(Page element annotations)
[Begin]

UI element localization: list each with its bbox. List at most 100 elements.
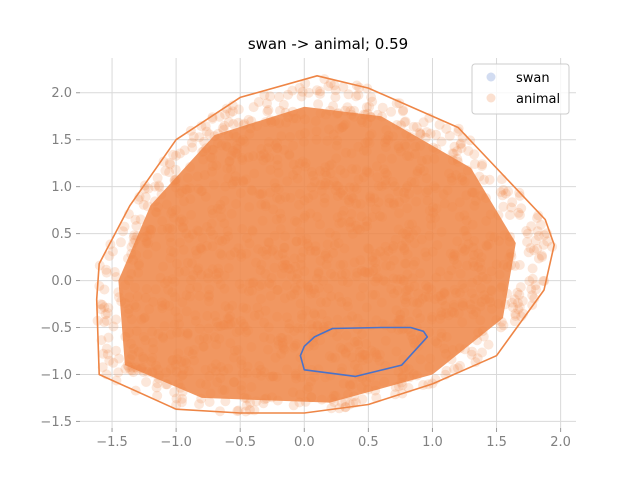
scatter-point xyxy=(214,111,225,122)
scatter-point xyxy=(509,294,520,305)
scatter-point xyxy=(521,226,532,236)
scatter-point xyxy=(357,394,368,405)
scatter-point xyxy=(532,226,543,237)
y-tick-label: −1.5 xyxy=(40,415,72,430)
scatter-point xyxy=(187,142,198,153)
scatter-point xyxy=(527,290,538,301)
scatter-point xyxy=(469,149,480,160)
x-tick-label: 0.5 xyxy=(358,435,379,450)
scatter-point xyxy=(506,202,517,213)
scatter-point xyxy=(377,102,388,113)
scatter-point xyxy=(507,197,518,208)
scatter-point xyxy=(258,398,269,409)
scatter-point xyxy=(101,264,112,275)
scatter-point xyxy=(225,108,236,118)
scatter-point xyxy=(265,91,276,102)
scatter-point xyxy=(371,392,382,403)
scatter-point xyxy=(452,146,463,157)
scatter-point xyxy=(500,188,511,199)
scatter-point xyxy=(418,117,429,128)
scatter-point xyxy=(477,159,488,170)
scatter-point xyxy=(498,201,509,212)
scatter-point xyxy=(350,397,361,408)
swan-hull-outline xyxy=(299,326,429,378)
scatter-point xyxy=(497,190,508,201)
scatter-point xyxy=(512,287,523,298)
scatter-point xyxy=(139,183,150,194)
scatter-point xyxy=(174,148,185,159)
scatter-point xyxy=(523,247,534,258)
scatter-point xyxy=(483,339,494,350)
scatter-point xyxy=(414,127,425,138)
scatter-point xyxy=(526,284,537,295)
scatter-point xyxy=(330,92,341,103)
scatter-point xyxy=(294,82,305,93)
scatter-point xyxy=(219,120,230,131)
scatter-point xyxy=(129,230,140,241)
scatter-point xyxy=(96,335,107,346)
scatter-point xyxy=(151,382,162,393)
scatter-point xyxy=(526,221,537,232)
scatter-point xyxy=(111,345,121,356)
scatter-point xyxy=(397,106,408,117)
scatter-point xyxy=(312,85,322,96)
x-tick-label: 0.0 xyxy=(294,435,315,450)
scatter-point xyxy=(513,207,524,218)
scatter-point xyxy=(143,183,154,194)
x-tick-label: −0.5 xyxy=(224,435,256,450)
scatter-point xyxy=(99,317,110,328)
scatter-point xyxy=(275,105,285,116)
y-tick-label: 0.5 xyxy=(51,227,72,242)
scatter-point xyxy=(506,297,517,308)
legend: swan animal xyxy=(471,63,570,115)
scatter-point xyxy=(496,174,507,185)
scatter-point xyxy=(303,87,314,98)
scatter-point xyxy=(323,81,334,92)
scatter-point xyxy=(99,302,110,313)
scatter-point xyxy=(455,360,465,371)
x-axis: −1.5 −1.0 −0.5 0.0 0.5 1.0 1.5 2.0 xyxy=(96,428,571,450)
scatter-point xyxy=(453,126,464,137)
scatter-point xyxy=(274,92,285,102)
scatter-point xyxy=(338,82,349,93)
scatter-point xyxy=(245,397,256,408)
scatter-point xyxy=(537,252,548,262)
scatter-point xyxy=(463,146,474,156)
scatter-point xyxy=(529,245,539,256)
scatter-point xyxy=(415,129,426,139)
animal-points xyxy=(92,74,558,417)
scatter-point xyxy=(364,101,375,112)
scatter-point xyxy=(101,343,112,354)
scatter-point xyxy=(469,159,480,169)
legend-box xyxy=(471,63,570,115)
scatter-point xyxy=(111,314,121,325)
scatter-point xyxy=(315,86,325,97)
scatter-point xyxy=(420,132,431,143)
scatter-point xyxy=(353,90,364,101)
scatter-point xyxy=(484,174,495,185)
scatter-point xyxy=(436,136,447,147)
scatter-point xyxy=(517,296,528,306)
x-tick-label: 1.5 xyxy=(486,435,507,450)
animal-hull-outline xyxy=(95,75,555,414)
legend-label-animal: animal xyxy=(516,92,560,107)
scatter-point xyxy=(283,89,293,100)
scatter-point xyxy=(115,237,126,248)
scatter-point xyxy=(514,190,525,201)
scatter-point xyxy=(530,280,541,291)
scatter-point xyxy=(495,187,506,198)
scatter-point xyxy=(510,311,521,321)
scatter-point xyxy=(524,276,535,286)
scatter-point xyxy=(325,78,336,89)
legend-label-swan: swan xyxy=(516,71,550,86)
y-tick-label: 2.0 xyxy=(51,86,72,101)
scatter-point xyxy=(503,186,514,197)
scatter-point xyxy=(536,250,547,261)
scatter-point xyxy=(150,181,160,192)
scatter-point xyxy=(498,320,509,331)
scatter-point xyxy=(138,199,149,210)
scatter-point xyxy=(367,96,378,107)
scatter-point xyxy=(400,116,411,127)
scatter-point xyxy=(366,92,377,103)
scatter-point xyxy=(496,322,506,333)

[End]

== Your goal ==
Rewrite all of the lines above, changing "legend-box" to "legend-frame" and keeping everything else the same. Leave the pictures out.

== Task response ==
UI element localization: list each with its bbox. List at most 100 elements.
scatter-point xyxy=(214,111,225,122)
scatter-point xyxy=(509,294,520,305)
scatter-point xyxy=(521,226,532,236)
scatter-point xyxy=(357,394,368,405)
scatter-point xyxy=(532,226,543,237)
y-tick-label: −1.5 xyxy=(40,415,72,430)
scatter-point xyxy=(187,142,198,153)
scatter-point xyxy=(527,290,538,301)
scatter-point xyxy=(469,149,480,160)
x-tick-label: 0.5 xyxy=(358,435,379,450)
scatter-point xyxy=(506,202,517,213)
scatter-point xyxy=(377,102,388,113)
scatter-point xyxy=(507,197,518,208)
scatter-point xyxy=(258,398,269,409)
scatter-point xyxy=(101,264,112,275)
scatter-point xyxy=(225,108,236,118)
scatter-point xyxy=(265,91,276,102)
scatter-point xyxy=(371,392,382,403)
scatter-point xyxy=(452,146,463,157)
scatter-point xyxy=(500,188,511,199)
scatter-point xyxy=(418,117,429,128)
scatter-point xyxy=(477,159,488,170)
scatter-point xyxy=(498,201,509,212)
scatter-point xyxy=(350,397,361,408)
swan-hull-outline xyxy=(299,326,429,378)
scatter-point xyxy=(497,190,508,201)
scatter-point xyxy=(512,287,523,298)
scatter-point xyxy=(139,183,150,194)
scatter-point xyxy=(174,148,185,159)
scatter-point xyxy=(523,247,534,258)
scatter-point xyxy=(483,339,494,350)
scatter-point xyxy=(414,127,425,138)
scatter-point xyxy=(526,284,537,295)
scatter-point xyxy=(330,92,341,103)
scatter-point xyxy=(294,82,305,93)
scatter-point xyxy=(219,120,230,131)
scatter-point xyxy=(129,230,140,241)
scatter-point xyxy=(96,335,107,346)
scatter-point xyxy=(151,382,162,393)
scatter-point xyxy=(526,221,537,232)
scatter-point xyxy=(111,345,121,356)
scatter-point xyxy=(397,106,408,117)
scatter-point xyxy=(312,85,322,96)
x-tick-label: 0.0 xyxy=(294,435,315,450)
scatter-point xyxy=(513,207,524,218)
scatter-point xyxy=(143,183,154,194)
x-tick-label: −0.5 xyxy=(224,435,256,450)
scatter-point xyxy=(99,317,110,328)
scatter-point xyxy=(275,105,285,116)
y-tick-label: 0.5 xyxy=(51,227,72,242)
scatter-point xyxy=(506,297,517,308)
legend: swan animal xyxy=(471,63,570,115)
scatter-point xyxy=(496,174,507,185)
scatter-point xyxy=(303,87,314,98)
scatter-point xyxy=(323,81,334,92)
scatter-point xyxy=(99,302,110,313)
scatter-point xyxy=(455,360,465,371)
x-axis: −1.5 −1.0 −0.5 0.0 0.5 1.0 1.5 2.0 xyxy=(96,428,571,450)
scatter-point xyxy=(453,126,464,137)
scatter-point xyxy=(274,92,285,102)
scatter-point xyxy=(338,82,349,93)
scatter-point xyxy=(245,397,256,408)
scatter-point xyxy=(537,252,548,262)
scatter-point xyxy=(463,146,474,156)
scatter-point xyxy=(529,245,539,256)
scatter-point xyxy=(415,129,426,139)
animal-points xyxy=(92,74,558,417)
scatter-point xyxy=(364,101,375,112)
scatter-point xyxy=(101,343,112,354)
scatter-point xyxy=(469,159,480,169)
legend-frame xyxy=(471,63,570,115)
scatter-point xyxy=(111,314,121,325)
scatter-point xyxy=(315,86,325,97)
scatter-point xyxy=(420,132,431,143)
scatter-point xyxy=(353,90,364,101)
scatter-point xyxy=(484,174,495,185)
scatter-point xyxy=(436,136,447,147)
scatter-point xyxy=(517,296,528,306)
x-tick-label: 1.5 xyxy=(486,435,507,450)
animal-hull-outline xyxy=(95,75,555,414)
legend-label-animal: animal xyxy=(516,92,560,107)
scatter-point xyxy=(283,89,293,100)
scatter-point xyxy=(115,237,126,248)
scatter-point xyxy=(514,190,525,201)
scatter-point xyxy=(530,280,541,291)
scatter-point xyxy=(495,187,506,198)
scatter-point xyxy=(510,311,521,321)
scatter-point xyxy=(524,276,535,286)
scatter-point xyxy=(325,78,336,89)
legend-label-swan: swan xyxy=(516,71,550,86)
y-tick-label: 2.0 xyxy=(51,86,72,101)
scatter-point xyxy=(503,186,514,197)
scatter-point xyxy=(536,250,547,261)
scatter-point xyxy=(150,181,160,192)
scatter-point xyxy=(498,320,509,331)
scatter-point xyxy=(138,199,149,210)
scatter-point xyxy=(367,96,378,107)
scatter-point xyxy=(400,116,411,127)
scatter-point xyxy=(366,92,377,103)
scatter-point xyxy=(496,322,506,333)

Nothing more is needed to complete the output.